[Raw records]
## BEGIN

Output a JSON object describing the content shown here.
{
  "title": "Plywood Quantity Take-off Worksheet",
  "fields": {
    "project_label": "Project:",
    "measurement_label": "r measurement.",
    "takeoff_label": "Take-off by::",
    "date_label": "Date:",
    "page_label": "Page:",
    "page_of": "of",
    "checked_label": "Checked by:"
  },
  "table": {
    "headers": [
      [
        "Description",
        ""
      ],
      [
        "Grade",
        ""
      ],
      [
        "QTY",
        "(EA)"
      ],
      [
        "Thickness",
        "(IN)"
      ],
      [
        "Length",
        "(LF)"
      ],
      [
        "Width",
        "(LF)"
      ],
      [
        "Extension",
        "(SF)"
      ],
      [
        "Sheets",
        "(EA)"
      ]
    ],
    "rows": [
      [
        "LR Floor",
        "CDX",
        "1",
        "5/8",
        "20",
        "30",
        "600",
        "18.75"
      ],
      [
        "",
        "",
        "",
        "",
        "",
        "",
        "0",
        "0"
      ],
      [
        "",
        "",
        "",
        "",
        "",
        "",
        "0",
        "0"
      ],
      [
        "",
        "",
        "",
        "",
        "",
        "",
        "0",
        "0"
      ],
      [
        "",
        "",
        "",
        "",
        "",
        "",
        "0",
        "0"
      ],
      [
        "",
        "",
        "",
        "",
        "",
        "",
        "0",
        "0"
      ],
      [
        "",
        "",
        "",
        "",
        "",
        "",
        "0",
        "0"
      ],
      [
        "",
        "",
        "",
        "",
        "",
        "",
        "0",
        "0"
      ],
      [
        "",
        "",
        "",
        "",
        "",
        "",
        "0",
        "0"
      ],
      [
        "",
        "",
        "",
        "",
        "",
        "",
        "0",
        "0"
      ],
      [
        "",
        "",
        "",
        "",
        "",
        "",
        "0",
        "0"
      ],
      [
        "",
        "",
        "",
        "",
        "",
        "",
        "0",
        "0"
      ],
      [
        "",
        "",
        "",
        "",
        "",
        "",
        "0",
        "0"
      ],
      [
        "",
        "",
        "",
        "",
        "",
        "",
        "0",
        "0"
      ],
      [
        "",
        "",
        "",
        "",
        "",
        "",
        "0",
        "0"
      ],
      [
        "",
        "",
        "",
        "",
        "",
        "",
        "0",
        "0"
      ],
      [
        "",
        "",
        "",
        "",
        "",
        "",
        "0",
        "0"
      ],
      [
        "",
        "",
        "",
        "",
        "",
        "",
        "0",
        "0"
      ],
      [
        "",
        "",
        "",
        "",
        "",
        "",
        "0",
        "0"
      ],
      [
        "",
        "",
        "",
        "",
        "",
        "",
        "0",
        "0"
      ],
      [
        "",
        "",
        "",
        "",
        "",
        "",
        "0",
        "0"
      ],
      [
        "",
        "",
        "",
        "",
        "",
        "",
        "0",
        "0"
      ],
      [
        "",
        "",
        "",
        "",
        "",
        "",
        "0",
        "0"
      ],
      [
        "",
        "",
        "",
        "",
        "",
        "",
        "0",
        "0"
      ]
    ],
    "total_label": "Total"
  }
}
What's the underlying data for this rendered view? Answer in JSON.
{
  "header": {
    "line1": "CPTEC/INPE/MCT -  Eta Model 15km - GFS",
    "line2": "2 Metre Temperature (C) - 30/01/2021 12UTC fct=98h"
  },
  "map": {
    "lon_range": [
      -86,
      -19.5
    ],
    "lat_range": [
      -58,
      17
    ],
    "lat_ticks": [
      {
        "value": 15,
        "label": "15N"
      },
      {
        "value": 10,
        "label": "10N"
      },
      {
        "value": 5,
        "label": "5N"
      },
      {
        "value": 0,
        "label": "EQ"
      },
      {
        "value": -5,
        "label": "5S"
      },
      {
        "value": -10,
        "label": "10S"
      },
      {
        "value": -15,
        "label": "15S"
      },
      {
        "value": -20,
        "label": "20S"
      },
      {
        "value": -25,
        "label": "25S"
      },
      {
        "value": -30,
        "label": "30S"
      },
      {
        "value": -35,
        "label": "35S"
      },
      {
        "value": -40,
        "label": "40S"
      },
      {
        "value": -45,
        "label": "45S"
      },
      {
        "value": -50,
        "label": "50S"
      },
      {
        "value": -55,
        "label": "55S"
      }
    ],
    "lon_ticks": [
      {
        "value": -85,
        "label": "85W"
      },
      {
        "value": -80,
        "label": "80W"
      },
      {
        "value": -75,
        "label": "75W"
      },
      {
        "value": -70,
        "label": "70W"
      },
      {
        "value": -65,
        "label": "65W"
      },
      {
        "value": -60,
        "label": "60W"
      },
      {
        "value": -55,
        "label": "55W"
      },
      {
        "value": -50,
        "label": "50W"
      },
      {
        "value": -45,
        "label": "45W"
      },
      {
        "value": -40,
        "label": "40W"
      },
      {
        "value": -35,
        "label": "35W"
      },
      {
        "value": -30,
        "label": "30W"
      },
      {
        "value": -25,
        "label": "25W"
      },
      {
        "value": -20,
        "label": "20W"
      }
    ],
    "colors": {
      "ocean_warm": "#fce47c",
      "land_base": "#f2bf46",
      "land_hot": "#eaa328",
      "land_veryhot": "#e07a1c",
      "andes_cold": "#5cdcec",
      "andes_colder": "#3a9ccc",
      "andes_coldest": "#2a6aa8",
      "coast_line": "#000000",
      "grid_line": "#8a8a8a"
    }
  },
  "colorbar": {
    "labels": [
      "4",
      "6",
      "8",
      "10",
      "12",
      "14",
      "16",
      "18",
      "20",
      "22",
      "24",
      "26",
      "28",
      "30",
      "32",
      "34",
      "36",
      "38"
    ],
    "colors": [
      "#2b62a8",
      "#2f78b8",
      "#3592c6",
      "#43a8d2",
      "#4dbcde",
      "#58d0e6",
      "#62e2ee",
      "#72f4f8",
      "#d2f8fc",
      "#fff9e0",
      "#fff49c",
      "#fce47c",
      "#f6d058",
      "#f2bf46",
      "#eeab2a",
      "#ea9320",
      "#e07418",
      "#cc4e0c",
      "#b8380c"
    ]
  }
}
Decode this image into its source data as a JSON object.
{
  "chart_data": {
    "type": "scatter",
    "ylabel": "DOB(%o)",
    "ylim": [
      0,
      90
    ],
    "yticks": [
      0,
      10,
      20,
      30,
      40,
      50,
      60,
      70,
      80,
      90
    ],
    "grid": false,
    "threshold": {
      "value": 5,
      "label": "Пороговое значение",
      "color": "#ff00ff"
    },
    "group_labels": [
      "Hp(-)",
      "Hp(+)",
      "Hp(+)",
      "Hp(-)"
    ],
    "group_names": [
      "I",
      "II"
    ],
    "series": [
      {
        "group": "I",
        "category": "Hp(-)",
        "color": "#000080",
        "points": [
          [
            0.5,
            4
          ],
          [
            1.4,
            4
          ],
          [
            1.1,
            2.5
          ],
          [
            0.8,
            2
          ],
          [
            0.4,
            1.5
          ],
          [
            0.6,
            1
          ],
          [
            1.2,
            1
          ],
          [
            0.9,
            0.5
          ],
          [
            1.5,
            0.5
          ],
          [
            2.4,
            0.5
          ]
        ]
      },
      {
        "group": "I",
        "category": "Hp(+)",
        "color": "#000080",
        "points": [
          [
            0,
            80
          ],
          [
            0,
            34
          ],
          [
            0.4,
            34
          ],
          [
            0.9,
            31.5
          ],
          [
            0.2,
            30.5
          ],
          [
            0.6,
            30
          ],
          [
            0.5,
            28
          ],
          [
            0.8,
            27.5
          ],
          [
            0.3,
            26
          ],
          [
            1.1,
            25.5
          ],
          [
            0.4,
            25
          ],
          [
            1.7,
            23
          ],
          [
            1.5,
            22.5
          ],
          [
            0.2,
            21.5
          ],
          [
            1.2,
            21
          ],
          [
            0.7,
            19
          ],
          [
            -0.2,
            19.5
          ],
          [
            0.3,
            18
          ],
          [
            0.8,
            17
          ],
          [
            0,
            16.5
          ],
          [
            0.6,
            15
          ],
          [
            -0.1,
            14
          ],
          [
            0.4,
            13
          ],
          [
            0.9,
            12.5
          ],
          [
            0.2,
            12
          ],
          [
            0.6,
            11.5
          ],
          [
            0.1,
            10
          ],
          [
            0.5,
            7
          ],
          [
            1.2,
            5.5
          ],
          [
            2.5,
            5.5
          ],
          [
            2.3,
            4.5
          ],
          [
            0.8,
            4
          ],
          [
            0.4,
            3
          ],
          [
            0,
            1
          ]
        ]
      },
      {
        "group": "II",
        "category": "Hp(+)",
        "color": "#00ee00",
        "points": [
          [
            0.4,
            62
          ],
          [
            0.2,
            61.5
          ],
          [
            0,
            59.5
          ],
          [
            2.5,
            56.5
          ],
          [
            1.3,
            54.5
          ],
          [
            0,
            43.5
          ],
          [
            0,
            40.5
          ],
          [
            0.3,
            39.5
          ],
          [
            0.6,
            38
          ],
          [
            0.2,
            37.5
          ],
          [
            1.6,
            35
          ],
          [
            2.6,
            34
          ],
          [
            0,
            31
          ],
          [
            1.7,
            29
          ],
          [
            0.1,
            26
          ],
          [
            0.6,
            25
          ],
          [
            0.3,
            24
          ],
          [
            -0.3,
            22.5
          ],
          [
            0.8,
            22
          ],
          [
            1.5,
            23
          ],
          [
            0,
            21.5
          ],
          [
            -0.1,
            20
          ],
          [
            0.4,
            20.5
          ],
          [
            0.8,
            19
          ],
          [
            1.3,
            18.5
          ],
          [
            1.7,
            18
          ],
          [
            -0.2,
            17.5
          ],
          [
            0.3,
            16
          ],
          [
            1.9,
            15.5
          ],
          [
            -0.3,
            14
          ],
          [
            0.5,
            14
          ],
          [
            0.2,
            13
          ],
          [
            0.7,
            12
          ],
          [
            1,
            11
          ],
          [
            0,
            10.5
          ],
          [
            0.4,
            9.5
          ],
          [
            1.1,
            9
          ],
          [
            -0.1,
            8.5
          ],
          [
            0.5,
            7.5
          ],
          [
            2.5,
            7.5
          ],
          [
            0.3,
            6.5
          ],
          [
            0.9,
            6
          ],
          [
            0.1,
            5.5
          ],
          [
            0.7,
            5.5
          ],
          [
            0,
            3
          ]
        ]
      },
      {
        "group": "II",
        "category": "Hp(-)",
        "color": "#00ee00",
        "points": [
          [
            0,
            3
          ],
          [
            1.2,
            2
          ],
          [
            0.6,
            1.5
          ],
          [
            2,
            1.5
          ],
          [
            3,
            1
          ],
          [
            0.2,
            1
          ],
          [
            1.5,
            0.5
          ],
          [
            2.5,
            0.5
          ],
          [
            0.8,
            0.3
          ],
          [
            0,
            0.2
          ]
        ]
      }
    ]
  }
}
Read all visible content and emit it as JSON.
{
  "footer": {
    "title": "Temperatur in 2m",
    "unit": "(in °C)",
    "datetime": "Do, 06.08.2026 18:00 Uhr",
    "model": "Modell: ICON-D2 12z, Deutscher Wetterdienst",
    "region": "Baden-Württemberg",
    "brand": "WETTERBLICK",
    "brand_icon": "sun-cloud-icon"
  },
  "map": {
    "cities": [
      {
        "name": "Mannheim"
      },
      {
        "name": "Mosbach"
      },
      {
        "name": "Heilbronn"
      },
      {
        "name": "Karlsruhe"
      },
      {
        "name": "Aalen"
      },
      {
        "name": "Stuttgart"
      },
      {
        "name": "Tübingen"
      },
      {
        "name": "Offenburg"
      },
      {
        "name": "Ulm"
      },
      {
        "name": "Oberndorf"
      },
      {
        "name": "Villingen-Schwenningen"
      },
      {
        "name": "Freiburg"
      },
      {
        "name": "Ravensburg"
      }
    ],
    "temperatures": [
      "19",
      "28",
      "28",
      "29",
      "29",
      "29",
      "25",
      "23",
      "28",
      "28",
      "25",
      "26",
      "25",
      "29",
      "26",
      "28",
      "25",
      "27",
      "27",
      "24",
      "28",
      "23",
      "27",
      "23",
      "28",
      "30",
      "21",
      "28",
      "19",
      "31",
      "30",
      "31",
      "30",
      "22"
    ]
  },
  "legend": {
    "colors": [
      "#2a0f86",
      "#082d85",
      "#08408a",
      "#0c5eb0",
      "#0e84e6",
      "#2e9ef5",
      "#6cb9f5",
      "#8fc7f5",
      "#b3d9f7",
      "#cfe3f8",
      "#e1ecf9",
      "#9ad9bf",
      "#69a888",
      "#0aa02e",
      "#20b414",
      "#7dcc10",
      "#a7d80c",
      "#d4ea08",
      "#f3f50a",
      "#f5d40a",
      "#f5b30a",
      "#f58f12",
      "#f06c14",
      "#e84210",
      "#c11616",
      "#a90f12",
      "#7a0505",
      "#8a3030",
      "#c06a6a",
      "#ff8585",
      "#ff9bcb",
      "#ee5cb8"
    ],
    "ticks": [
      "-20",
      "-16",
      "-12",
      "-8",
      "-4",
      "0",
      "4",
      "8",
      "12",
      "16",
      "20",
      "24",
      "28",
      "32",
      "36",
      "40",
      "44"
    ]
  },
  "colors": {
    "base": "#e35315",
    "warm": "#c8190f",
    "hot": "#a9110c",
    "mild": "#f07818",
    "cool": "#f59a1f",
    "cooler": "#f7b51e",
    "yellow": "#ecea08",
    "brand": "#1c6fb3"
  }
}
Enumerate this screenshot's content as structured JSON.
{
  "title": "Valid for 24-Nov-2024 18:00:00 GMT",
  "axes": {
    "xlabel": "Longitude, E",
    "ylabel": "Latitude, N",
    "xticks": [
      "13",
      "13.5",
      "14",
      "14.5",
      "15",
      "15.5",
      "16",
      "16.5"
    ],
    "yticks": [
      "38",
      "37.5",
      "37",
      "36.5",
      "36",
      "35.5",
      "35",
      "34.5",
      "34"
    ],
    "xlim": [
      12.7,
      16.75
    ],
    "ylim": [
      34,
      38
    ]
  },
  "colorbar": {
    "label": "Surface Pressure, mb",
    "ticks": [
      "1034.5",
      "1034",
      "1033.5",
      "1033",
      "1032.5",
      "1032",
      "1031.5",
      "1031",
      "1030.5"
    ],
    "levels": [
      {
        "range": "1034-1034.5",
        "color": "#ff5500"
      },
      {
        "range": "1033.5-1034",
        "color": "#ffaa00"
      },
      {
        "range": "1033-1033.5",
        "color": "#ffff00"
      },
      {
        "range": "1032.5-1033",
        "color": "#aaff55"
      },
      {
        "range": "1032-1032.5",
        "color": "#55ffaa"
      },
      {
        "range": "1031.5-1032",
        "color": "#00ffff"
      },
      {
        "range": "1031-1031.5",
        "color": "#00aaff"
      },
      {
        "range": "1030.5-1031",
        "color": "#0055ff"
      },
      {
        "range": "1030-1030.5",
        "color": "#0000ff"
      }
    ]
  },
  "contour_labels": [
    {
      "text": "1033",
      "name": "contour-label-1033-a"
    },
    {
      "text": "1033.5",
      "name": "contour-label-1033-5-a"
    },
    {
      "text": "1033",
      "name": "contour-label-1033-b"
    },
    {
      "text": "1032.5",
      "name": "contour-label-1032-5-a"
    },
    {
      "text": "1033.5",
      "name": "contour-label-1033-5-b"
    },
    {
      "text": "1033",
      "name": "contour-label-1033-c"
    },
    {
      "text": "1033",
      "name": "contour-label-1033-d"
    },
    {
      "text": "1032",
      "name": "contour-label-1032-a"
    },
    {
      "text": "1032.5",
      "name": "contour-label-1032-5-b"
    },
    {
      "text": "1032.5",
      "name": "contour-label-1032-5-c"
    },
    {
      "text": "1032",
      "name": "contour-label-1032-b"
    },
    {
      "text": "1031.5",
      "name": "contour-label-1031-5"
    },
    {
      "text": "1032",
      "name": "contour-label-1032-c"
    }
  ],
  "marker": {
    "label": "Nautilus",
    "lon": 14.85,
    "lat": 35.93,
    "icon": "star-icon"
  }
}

## END

◆ TASK STATEMENT: Locate each line containing the string "content" and show it.

◆ OUTPUT OF THE EXERCISE:
Output a JSON object describing the content shown here.
Read all visible content and emit it as JSON.
Enumerate this screenshot's content as structured JSON.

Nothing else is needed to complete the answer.